### Written request
Copy all lines of the listing that include the string "Administrators".

### Source records
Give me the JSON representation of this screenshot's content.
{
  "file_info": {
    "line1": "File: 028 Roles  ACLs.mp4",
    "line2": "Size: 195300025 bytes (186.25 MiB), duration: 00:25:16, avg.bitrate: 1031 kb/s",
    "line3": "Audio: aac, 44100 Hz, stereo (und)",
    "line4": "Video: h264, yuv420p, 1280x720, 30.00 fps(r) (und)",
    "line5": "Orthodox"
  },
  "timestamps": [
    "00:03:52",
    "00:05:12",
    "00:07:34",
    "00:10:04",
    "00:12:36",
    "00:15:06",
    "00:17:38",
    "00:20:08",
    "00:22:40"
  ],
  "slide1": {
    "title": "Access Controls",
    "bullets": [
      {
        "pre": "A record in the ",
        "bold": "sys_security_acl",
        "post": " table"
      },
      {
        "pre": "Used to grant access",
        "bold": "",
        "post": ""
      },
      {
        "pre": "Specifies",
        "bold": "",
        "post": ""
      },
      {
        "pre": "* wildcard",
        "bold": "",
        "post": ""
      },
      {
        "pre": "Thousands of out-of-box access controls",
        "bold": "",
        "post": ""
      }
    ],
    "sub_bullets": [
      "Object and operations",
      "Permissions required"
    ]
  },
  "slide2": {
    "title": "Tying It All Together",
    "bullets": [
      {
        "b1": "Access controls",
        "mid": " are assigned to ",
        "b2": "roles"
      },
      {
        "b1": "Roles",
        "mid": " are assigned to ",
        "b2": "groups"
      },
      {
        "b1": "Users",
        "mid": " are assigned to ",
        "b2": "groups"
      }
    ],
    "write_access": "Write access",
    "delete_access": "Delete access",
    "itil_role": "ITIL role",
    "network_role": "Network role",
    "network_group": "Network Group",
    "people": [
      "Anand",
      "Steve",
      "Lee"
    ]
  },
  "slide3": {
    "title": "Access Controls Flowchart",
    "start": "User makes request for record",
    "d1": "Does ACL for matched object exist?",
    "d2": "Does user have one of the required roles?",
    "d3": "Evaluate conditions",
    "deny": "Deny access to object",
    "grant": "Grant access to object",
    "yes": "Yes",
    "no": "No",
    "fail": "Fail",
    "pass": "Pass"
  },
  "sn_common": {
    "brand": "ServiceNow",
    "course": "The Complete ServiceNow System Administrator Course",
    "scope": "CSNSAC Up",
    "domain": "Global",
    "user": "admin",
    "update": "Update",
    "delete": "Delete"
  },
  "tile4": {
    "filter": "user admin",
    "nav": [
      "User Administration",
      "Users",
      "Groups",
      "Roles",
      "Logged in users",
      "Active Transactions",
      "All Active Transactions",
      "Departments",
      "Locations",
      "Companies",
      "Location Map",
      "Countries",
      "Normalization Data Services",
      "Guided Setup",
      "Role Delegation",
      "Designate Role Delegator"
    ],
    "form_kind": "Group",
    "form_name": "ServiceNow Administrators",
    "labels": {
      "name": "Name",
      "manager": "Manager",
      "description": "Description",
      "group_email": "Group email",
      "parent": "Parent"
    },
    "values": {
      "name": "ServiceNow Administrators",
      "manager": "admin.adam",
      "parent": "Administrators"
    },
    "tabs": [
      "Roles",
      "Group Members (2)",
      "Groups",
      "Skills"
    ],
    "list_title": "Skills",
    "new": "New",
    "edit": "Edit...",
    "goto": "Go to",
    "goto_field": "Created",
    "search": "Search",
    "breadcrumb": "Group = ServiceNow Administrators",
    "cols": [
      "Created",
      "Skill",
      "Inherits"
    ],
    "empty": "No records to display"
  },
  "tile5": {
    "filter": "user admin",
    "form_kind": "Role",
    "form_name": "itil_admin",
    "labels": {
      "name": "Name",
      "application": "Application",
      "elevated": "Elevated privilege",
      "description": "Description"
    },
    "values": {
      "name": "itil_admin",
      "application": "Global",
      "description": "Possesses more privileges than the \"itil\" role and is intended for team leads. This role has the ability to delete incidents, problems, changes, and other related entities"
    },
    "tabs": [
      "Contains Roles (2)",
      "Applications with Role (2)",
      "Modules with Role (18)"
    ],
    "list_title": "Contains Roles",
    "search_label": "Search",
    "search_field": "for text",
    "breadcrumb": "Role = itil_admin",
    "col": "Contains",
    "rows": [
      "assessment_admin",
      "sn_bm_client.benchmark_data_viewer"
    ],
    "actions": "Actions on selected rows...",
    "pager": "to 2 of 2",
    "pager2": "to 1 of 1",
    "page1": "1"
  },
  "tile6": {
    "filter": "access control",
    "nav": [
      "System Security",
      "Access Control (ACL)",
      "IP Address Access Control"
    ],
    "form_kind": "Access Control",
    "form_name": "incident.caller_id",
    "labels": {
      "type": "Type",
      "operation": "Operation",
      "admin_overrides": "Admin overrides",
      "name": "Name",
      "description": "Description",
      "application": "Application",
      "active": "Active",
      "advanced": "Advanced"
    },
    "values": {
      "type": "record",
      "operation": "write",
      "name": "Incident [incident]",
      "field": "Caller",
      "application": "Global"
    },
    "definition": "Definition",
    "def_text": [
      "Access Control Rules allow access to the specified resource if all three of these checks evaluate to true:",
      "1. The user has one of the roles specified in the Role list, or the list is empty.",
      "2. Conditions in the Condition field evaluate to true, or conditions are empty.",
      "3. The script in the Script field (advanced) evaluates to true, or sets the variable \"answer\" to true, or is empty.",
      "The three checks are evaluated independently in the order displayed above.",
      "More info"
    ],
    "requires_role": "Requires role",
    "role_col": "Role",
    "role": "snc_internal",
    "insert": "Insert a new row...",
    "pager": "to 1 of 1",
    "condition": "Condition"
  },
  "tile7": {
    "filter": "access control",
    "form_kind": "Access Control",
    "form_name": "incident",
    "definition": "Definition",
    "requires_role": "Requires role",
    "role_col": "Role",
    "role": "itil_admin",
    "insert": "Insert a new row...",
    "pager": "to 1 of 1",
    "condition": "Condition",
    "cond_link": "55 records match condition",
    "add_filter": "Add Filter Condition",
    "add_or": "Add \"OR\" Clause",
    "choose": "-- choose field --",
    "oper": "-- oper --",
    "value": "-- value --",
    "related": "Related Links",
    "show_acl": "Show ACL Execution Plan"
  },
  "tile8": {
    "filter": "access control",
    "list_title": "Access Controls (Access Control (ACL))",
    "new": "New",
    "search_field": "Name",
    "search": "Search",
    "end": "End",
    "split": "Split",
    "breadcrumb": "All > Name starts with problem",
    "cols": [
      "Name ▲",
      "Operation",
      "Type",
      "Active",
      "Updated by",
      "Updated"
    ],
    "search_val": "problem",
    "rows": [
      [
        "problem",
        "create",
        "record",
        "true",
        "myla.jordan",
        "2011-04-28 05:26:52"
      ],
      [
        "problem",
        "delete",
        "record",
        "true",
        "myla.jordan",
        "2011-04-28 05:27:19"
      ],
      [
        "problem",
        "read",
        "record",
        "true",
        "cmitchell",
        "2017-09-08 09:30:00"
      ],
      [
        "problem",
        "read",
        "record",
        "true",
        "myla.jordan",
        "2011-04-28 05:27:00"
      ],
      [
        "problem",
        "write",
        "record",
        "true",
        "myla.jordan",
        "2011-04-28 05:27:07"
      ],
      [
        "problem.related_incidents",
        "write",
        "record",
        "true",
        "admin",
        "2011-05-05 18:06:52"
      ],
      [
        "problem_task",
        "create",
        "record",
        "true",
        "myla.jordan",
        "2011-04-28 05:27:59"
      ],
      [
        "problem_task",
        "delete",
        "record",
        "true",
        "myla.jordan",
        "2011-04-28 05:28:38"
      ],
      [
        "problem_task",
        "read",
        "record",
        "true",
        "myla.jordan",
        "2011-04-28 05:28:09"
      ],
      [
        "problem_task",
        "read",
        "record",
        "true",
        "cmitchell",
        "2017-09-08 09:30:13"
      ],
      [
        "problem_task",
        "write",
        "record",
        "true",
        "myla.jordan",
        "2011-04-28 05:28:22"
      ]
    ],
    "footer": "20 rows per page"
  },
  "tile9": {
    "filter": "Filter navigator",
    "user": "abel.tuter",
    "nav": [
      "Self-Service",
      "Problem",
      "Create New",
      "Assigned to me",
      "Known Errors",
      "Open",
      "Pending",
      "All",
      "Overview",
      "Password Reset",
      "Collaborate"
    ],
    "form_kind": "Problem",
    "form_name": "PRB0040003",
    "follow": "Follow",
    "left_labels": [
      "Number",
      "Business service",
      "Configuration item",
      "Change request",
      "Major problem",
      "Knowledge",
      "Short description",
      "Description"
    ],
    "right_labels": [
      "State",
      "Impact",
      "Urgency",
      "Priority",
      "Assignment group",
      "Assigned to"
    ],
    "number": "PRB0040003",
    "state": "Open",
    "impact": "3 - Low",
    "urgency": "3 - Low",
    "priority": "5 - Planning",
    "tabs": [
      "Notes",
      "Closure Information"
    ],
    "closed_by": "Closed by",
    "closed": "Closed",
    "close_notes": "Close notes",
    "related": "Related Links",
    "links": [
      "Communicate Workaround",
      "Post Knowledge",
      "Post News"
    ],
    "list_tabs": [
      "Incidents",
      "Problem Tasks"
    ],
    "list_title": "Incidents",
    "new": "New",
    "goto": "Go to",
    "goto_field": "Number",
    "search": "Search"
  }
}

### Response
    "form_name": "ServiceNow Administrators",
      "name": "ServiceNow Administrators",
      "parent": "Administrators"
    "breadcrumb": "Group = ServiceNow Administrators",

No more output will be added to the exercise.